▶ [Task prompt]: Reproduce the entries word for word, and omit any picture you find in them.

▶ [Given data]:
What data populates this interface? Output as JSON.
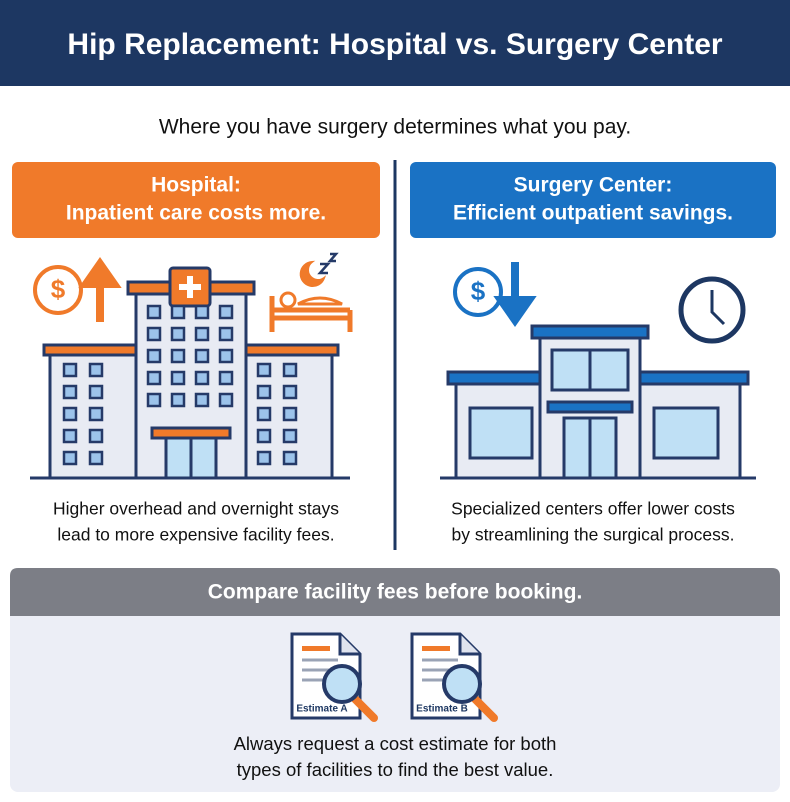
{
  "header": {
    "title": "Hip Replacement: Hospital vs. Surgery Center",
    "subtitle": "Where you have surgery determines what you pay."
  },
  "hospital": {
    "heading": [
      "Hospital:",
      "Inpatient care costs more."
    ],
    "description": [
      "Higher overhead and overnight stays",
      "lead to more expensive facility fees."
    ]
  },
  "surgery_center": {
    "heading": [
      "Surgery Center:",
      "Efficient outpatient savings."
    ],
    "description": [
      "Specialized centers offer lower costs",
      "by streamlining the surgical process."
    ]
  },
  "icons": {
    "currency": "$"
  },
  "compare": {
    "banner": "Compare facility fees before booking.",
    "documents": [
      "Estimate A",
      "Estimate B"
    ],
    "note": [
      "Always request a cost estimate for both",
      "types of facilities to find the best value."
    ]
  }
}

▶ [Solution for this problem]:
What data populates this interface? Output as JSON.
{
  "header": {
    "title": "Hip Replacement: Hospital vs. Surgery Center",
    "subtitle": "Where you have surgery determines what you pay."
  },
  "hospital": {
    "heading": [
      "Hospital:",
      "Inpatient care costs more."
    ],
    "description": [
      "Higher overhead and overnight stays",
      "lead to more expensive facility fees."
    ]
  },
  "surgery_center": {
    "heading": [
      "Surgery Center:",
      "Efficient outpatient savings."
    ],
    "description": [
      "Specialized centers offer lower costs",
      "by streamlining the surgical process."
    ]
  },
  "icons": {
    "currency": "$"
  },
  "compare": {
    "banner": "Compare facility fees before booking.",
    "documents": [
      "Estimate A",
      "Estimate B"
    ],
    "note": [
      "Always request a cost estimate for both",
      "types of facilities to find the best value."
    ]
  }
}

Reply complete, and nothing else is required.